Collected data entries
== == ==

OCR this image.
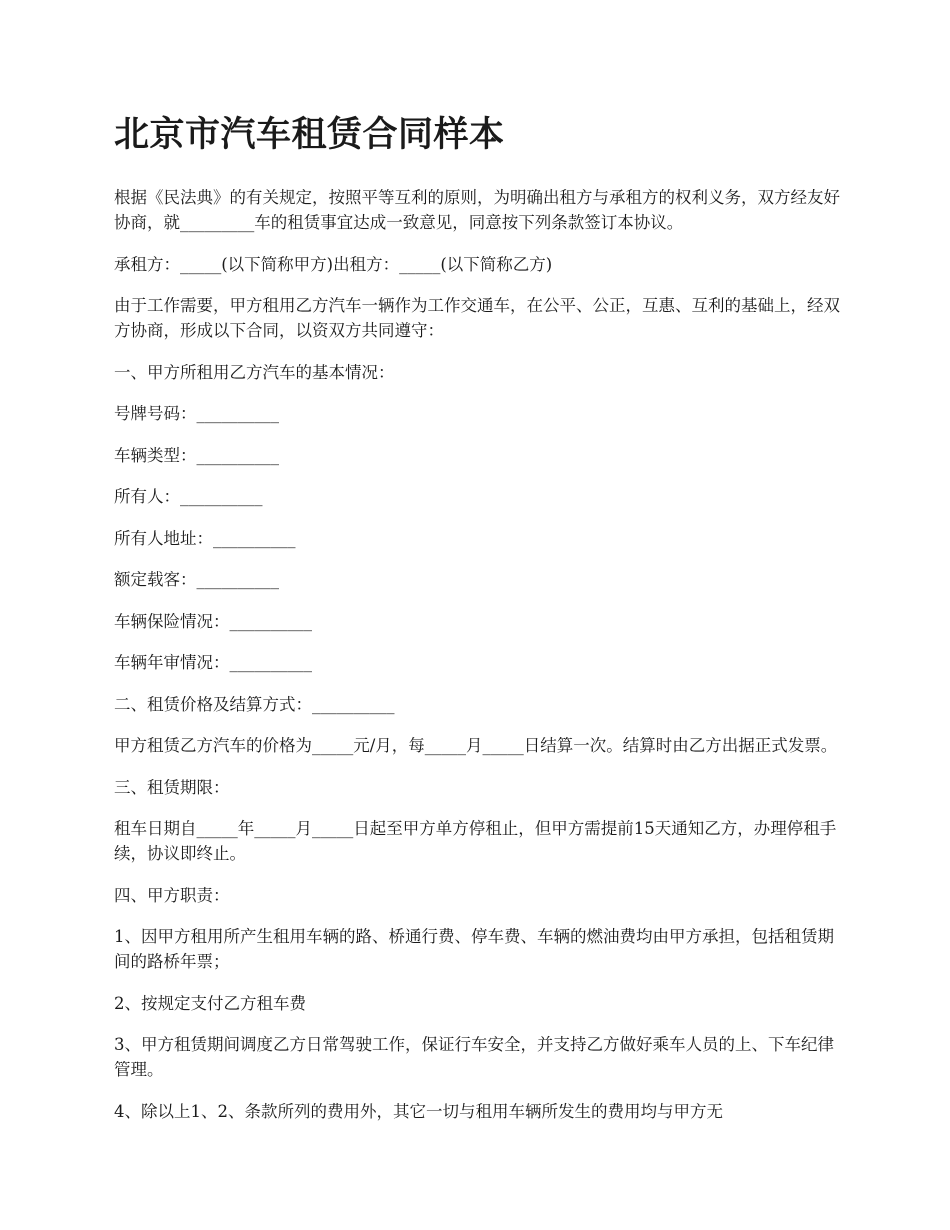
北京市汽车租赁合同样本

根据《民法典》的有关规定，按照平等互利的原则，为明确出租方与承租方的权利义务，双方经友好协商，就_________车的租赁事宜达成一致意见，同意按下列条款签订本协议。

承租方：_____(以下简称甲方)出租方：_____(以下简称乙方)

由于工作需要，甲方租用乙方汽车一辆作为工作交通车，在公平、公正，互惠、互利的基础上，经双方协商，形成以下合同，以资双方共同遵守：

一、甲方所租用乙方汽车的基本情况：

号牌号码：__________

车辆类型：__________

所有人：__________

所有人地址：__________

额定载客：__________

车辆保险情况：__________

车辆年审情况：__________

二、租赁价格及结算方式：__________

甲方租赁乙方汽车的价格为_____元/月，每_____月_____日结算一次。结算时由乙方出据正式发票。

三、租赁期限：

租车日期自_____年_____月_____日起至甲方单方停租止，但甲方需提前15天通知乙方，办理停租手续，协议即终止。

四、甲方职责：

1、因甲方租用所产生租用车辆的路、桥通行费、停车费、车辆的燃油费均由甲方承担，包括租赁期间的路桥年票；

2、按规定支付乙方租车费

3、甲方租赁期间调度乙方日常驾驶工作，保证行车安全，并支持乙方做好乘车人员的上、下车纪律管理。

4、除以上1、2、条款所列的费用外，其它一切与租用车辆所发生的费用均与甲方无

== == ==

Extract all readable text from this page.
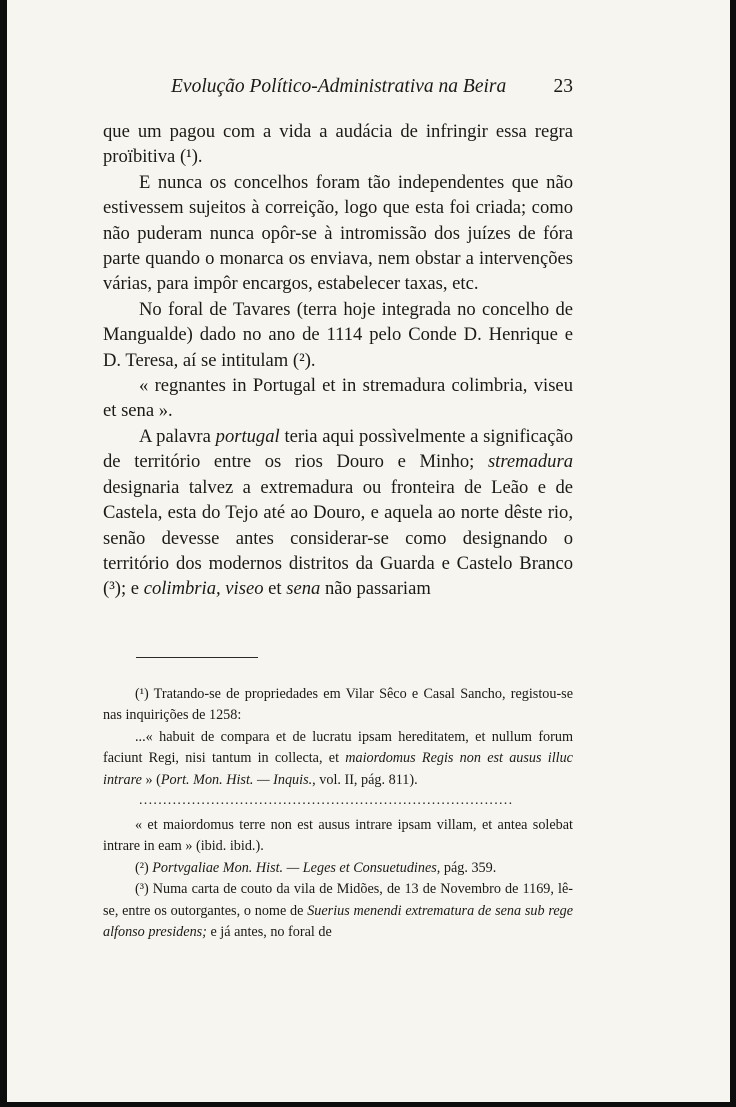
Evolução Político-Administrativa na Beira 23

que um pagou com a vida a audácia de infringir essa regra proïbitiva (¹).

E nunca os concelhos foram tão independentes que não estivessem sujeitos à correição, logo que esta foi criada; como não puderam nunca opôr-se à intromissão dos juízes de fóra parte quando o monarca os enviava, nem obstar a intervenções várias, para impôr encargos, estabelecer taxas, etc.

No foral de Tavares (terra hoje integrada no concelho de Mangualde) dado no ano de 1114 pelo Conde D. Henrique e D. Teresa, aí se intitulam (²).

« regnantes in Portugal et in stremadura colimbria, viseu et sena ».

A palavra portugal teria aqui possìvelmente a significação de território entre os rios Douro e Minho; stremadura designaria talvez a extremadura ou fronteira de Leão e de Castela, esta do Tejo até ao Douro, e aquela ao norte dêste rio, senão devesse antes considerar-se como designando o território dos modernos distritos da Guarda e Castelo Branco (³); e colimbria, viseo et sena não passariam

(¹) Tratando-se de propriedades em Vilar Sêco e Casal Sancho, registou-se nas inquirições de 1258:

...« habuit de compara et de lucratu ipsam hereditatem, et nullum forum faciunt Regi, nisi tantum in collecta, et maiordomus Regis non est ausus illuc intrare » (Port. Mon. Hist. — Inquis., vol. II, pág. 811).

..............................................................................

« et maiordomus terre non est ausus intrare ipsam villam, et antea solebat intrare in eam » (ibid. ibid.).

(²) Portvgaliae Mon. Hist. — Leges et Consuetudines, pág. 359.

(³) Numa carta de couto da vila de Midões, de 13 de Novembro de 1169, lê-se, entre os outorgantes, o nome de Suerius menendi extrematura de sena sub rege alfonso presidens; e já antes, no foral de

== == ==

▶ [Exercise objective]: State only how many lines in the material include "Hist".

▶ [Finished task]: 2